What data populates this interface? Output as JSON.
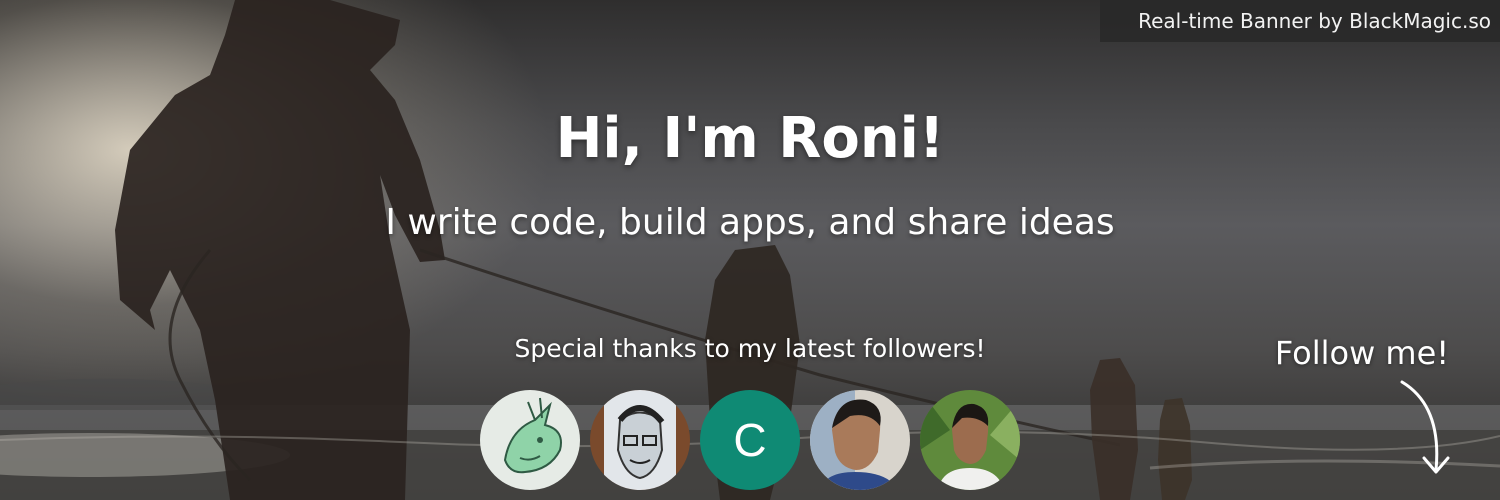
{
  "banner": {
    "brand_tag": "Real-time Banner by BlackMagic.so",
    "headline": "Hi, I'm Roni!",
    "tagline": "I write code, build apps, and share ideas",
    "followers_heading": "Special thanks to my latest followers!",
    "follow_cta": "Follow me!"
  },
  "followers": [
    {
      "kind": "image",
      "depicts": "green dragon drawing"
    },
    {
      "kind": "image",
      "depicts": "sketched portrait"
    },
    {
      "kind": "initial",
      "letter": "C",
      "color": "#0f8a74"
    },
    {
      "kind": "image",
      "depicts": "young man photo"
    },
    {
      "kind": "image",
      "depicts": "man among plants photo"
    }
  ],
  "icons": {
    "follow_arrow": "curved-arrow-down-icon"
  },
  "colors": {
    "text": "#ffffff",
    "brand_tag_bg": "#282828",
    "initial_avatar": "#0f8a74"
  }
}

• • • • • • •

Requirements — Copy all lines from the listing that contain "depicts".

Exercise answer —
      "depicts": "green dragon drawing"
      "depicts": "sketched portrait"
      "depicts": "young man photo"
      "depicts": "man among plants photo"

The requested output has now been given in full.